Prompt
Search the entries for the word "content" and pull out each line that has it.

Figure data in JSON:
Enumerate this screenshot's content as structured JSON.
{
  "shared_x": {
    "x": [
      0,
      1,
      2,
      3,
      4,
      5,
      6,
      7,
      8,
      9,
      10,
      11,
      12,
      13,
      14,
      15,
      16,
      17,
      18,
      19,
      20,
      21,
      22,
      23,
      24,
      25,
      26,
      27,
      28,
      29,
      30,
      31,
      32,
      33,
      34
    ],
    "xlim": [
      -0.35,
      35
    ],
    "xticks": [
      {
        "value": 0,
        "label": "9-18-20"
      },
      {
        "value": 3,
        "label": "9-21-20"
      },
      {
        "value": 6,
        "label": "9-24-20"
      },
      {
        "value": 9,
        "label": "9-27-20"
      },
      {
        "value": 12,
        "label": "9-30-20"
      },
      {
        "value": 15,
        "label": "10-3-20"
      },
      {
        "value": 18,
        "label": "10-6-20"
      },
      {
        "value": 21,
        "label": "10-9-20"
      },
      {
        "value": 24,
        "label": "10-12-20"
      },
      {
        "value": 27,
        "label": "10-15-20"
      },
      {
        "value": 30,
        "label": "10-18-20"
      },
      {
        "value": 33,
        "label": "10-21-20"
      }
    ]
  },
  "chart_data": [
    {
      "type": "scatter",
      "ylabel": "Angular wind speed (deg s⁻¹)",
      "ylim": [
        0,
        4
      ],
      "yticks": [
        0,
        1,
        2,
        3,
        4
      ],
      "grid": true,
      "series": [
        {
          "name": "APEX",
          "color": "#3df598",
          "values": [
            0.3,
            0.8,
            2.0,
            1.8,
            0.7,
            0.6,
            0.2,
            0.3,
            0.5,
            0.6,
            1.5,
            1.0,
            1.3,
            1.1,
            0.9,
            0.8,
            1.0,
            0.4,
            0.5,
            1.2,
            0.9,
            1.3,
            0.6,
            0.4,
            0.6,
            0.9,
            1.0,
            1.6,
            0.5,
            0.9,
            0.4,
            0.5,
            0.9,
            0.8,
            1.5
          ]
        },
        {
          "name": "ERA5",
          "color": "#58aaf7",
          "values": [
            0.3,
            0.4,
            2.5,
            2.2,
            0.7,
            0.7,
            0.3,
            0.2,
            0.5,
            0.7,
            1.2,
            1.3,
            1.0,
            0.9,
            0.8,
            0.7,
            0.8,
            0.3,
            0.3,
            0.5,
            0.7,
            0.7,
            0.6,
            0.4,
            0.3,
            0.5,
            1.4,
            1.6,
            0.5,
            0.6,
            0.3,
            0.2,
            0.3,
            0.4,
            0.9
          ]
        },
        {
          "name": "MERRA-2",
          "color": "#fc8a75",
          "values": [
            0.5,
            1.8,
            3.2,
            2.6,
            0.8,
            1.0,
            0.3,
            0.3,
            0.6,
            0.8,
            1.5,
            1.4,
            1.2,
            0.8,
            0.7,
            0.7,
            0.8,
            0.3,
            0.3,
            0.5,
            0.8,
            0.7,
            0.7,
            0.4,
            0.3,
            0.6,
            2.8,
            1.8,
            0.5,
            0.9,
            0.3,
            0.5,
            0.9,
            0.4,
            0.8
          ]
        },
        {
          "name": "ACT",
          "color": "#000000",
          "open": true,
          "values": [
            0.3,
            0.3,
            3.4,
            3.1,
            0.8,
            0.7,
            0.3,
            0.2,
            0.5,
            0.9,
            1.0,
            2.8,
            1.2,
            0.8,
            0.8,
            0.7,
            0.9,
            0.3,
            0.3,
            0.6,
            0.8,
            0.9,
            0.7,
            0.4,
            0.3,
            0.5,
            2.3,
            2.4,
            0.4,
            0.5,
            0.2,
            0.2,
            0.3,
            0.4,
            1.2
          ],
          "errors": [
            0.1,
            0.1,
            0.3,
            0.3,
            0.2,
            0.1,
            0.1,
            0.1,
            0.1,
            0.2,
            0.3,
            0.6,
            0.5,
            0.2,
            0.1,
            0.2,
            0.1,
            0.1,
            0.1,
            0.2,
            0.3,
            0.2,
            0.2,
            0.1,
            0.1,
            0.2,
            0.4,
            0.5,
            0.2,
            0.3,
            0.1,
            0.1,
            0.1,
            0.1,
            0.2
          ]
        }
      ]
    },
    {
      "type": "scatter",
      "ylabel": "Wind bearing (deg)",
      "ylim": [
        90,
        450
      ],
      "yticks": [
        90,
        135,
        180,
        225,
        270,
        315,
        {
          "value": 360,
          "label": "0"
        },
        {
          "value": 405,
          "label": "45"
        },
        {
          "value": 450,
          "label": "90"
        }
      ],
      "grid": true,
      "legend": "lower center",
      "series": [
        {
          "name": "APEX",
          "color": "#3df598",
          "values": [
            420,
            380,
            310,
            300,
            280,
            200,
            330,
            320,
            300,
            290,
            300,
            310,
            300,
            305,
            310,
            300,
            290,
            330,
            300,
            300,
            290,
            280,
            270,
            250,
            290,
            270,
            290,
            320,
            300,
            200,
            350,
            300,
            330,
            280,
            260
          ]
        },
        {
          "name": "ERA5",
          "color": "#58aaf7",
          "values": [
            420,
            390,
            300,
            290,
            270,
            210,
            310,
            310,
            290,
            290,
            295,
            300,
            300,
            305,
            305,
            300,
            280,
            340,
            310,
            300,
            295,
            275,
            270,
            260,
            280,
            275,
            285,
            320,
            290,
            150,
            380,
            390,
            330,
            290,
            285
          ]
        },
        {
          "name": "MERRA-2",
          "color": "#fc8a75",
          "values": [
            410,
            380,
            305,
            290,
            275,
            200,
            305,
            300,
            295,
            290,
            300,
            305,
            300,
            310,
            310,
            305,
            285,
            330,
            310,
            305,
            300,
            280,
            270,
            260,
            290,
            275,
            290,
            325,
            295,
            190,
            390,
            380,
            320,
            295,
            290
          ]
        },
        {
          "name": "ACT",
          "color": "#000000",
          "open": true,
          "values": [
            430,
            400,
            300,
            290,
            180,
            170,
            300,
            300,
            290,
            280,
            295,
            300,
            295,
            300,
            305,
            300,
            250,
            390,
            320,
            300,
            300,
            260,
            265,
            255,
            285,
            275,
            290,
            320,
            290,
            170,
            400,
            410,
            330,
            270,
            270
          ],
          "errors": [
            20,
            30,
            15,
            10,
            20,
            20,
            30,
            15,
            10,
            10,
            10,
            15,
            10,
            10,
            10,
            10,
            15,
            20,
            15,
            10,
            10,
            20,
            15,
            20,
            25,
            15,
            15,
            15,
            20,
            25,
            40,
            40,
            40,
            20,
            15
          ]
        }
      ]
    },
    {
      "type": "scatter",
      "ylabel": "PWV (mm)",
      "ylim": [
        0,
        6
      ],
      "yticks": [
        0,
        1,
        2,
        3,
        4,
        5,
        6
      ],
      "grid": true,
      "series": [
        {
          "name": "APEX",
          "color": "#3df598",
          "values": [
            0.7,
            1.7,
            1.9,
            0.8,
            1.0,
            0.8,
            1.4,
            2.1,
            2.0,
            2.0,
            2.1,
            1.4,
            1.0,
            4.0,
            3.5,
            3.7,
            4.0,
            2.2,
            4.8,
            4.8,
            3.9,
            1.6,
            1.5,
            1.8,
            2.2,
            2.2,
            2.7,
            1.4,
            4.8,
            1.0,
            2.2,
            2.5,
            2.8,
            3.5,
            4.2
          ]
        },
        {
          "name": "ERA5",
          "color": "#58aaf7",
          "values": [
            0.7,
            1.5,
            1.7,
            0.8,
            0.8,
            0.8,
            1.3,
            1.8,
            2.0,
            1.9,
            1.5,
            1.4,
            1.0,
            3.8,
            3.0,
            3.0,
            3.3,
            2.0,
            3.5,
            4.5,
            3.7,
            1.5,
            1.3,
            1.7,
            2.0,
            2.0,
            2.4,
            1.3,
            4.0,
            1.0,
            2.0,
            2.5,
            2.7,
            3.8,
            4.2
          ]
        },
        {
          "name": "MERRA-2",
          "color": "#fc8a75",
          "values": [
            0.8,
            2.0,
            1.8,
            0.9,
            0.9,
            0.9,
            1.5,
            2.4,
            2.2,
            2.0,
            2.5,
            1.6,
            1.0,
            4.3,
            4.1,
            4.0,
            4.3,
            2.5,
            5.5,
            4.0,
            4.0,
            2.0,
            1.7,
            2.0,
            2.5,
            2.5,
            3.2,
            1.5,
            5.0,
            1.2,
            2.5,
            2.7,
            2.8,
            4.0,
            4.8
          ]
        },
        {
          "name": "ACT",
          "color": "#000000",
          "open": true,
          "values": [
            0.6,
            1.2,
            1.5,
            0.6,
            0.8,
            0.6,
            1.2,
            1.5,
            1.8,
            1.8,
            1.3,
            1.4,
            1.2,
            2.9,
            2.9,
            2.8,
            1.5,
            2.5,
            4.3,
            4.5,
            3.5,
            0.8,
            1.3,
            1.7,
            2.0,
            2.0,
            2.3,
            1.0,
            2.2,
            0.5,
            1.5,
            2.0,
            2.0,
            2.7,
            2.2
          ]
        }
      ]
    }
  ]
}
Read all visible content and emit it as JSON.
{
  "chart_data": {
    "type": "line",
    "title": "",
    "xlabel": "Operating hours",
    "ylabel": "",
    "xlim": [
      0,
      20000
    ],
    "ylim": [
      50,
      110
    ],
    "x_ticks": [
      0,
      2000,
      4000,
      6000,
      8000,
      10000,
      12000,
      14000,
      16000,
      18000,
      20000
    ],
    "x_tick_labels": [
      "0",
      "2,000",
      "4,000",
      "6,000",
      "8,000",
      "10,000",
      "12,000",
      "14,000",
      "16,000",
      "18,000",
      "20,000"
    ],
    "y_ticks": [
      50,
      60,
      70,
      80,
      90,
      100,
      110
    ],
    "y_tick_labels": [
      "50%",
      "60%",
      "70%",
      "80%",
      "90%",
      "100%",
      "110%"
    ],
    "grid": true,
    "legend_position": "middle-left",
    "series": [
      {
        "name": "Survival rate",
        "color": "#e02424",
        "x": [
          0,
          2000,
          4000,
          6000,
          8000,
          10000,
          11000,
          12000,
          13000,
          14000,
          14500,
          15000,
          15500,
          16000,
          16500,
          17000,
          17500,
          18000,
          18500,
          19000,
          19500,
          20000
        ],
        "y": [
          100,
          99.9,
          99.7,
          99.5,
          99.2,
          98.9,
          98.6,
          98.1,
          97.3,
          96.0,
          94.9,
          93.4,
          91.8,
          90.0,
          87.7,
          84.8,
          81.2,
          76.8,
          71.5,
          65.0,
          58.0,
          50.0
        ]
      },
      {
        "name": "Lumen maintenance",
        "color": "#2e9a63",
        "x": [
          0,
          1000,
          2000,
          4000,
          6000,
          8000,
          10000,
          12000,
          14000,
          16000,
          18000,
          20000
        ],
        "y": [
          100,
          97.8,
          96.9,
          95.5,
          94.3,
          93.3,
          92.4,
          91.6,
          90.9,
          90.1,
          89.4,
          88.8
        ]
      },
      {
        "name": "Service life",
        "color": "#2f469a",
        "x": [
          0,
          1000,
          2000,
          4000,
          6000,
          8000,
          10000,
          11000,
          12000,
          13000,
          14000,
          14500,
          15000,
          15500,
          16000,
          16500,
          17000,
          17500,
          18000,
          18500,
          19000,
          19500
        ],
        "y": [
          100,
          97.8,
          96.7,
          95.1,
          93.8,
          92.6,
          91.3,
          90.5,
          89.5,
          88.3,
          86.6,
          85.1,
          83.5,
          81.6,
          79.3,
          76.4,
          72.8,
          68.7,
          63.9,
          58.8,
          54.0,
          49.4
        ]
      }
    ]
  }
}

Solved problem
Enumerate this screenshot's content as structured JSON.
Read all visible content and emit it as JSON.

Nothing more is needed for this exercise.